#### [Dataset extract]
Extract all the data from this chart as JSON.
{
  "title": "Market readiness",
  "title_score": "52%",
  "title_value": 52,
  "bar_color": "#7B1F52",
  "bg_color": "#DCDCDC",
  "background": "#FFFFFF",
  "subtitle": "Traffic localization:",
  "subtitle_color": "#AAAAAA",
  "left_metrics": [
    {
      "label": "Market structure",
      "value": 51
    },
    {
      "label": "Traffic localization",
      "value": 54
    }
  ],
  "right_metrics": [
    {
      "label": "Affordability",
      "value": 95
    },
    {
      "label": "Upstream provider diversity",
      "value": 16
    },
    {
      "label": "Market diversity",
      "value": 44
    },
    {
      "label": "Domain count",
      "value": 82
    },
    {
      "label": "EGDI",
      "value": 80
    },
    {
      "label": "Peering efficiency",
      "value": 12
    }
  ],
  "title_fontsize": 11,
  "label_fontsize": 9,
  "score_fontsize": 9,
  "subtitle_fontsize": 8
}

#### [Short task]
Repeat all of the records above exactly as written.

#### [The result]
Extract all the data from this chart as JSON.
{
  "title": "Market readiness",
  "title_score": "52%",
  "title_value": 52,
  "bar_color": "#7B1F52",
  "bg_color": "#DCDCDC",
  "background": "#FFFFFF",
  "subtitle": "Traffic localization:",
  "subtitle_color": "#AAAAAA",
  "left_metrics": [
    {
      "label": "Market structure",
      "value": 51
    },
    {
      "label": "Traffic localization",
      "value": 54
    }
  ],
  "right_metrics": [
    {
      "label": "Affordability",
      "value": 95
    },
    {
      "label": "Upstream provider diversity",
      "value": 16
    },
    {
      "label": "Market diversity",
      "value": 44
    },
    {
      "label": "Domain count",
      "value": 82
    },
    {
      "label": "EGDI",
      "value": 80
    },
    {
      "label": "Peering efficiency",
      "value": 12
    }
  ],
  "title_fontsize": 11,
  "label_fontsize": 9,
  "score_fontsize": 9,
  "subtitle_fontsize": 8
}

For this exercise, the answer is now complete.